▶ Problem requirements: Filter the entries below, keeping only lines with the word "JSON".

####################

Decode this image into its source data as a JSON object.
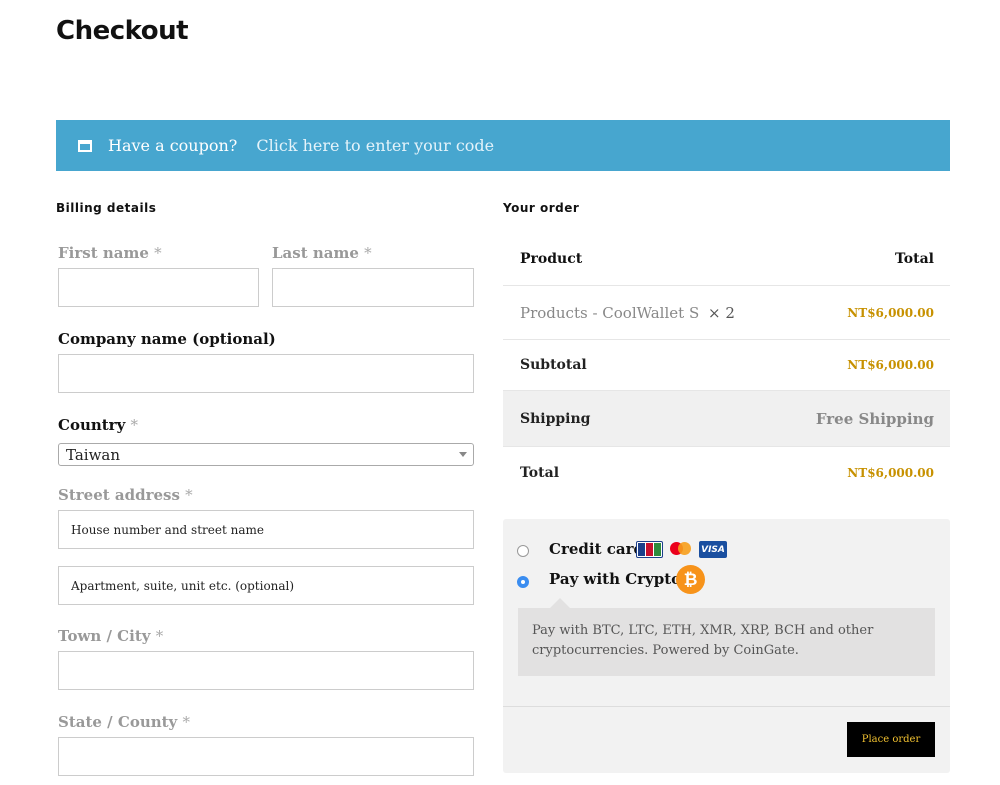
{
  "page": {
    "title": "Checkout"
  },
  "coupon": {
    "text": "Have a coupon?",
    "link": "Click here to enter your code"
  },
  "billing": {
    "title": "Billing details",
    "required_mark": "*",
    "first_name_label": "First name",
    "last_name_label": "Last name",
    "company_label": "Company name (optional)",
    "country_label": "Country",
    "country_value": "Taiwan",
    "street_label": "Street address",
    "street_placeholder": "House number and street name",
    "apartment_placeholder": "Apartment, suite, unit etc. (optional)",
    "city_label": "Town / City",
    "state_label": "State / County"
  },
  "order": {
    "title": "Your order",
    "header": {
      "product": "Product",
      "total": "Total"
    },
    "item": {
      "name": "Products - CoolWallet S",
      "qty": "× 2",
      "price": "NT$6,000.00"
    },
    "subtotal": {
      "label": "Subtotal",
      "value": "NT$6,000.00"
    },
    "shipping": {
      "label": "Shipping",
      "value": "Free Shipping"
    },
    "total": {
      "label": "Total",
      "value": "NT$6,000.00"
    }
  },
  "payment": {
    "credit_card_label": "Credit card",
    "credit_card_selected": false,
    "crypto_label": "Pay with Crypto",
    "crypto_selected": true,
    "card_icons": [
      "jcb-icon",
      "mastercard-icon",
      "visa-icon"
    ],
    "visa_text": "VISA",
    "bitcoin_symbol": "₿",
    "crypto_description": "Pay with BTC, LTC, ETH, XMR, XRP, BCH and other cryptocurrencies. Powered by CoinGate.",
    "place_order": "Place order"
  },
  "colors": {
    "coupon_bar": "#47a6cf",
    "price": "#c79100",
    "radio_selected": "#3b8df0",
    "bitcoin": "#f7931a",
    "button_bg": "#000000"
  }
}
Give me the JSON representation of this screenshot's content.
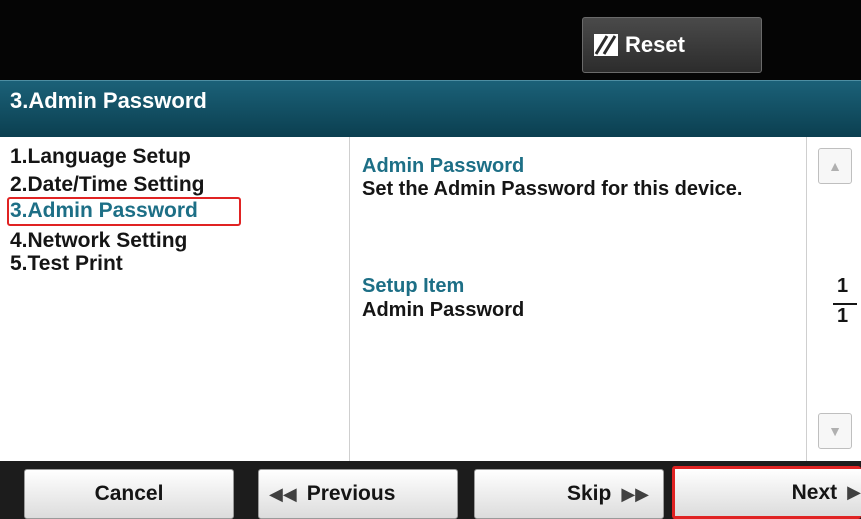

####################

▶ Exercise output:
Decode this image into its source data as a JSON object.
Give me the JSON representation of this screenshot's content.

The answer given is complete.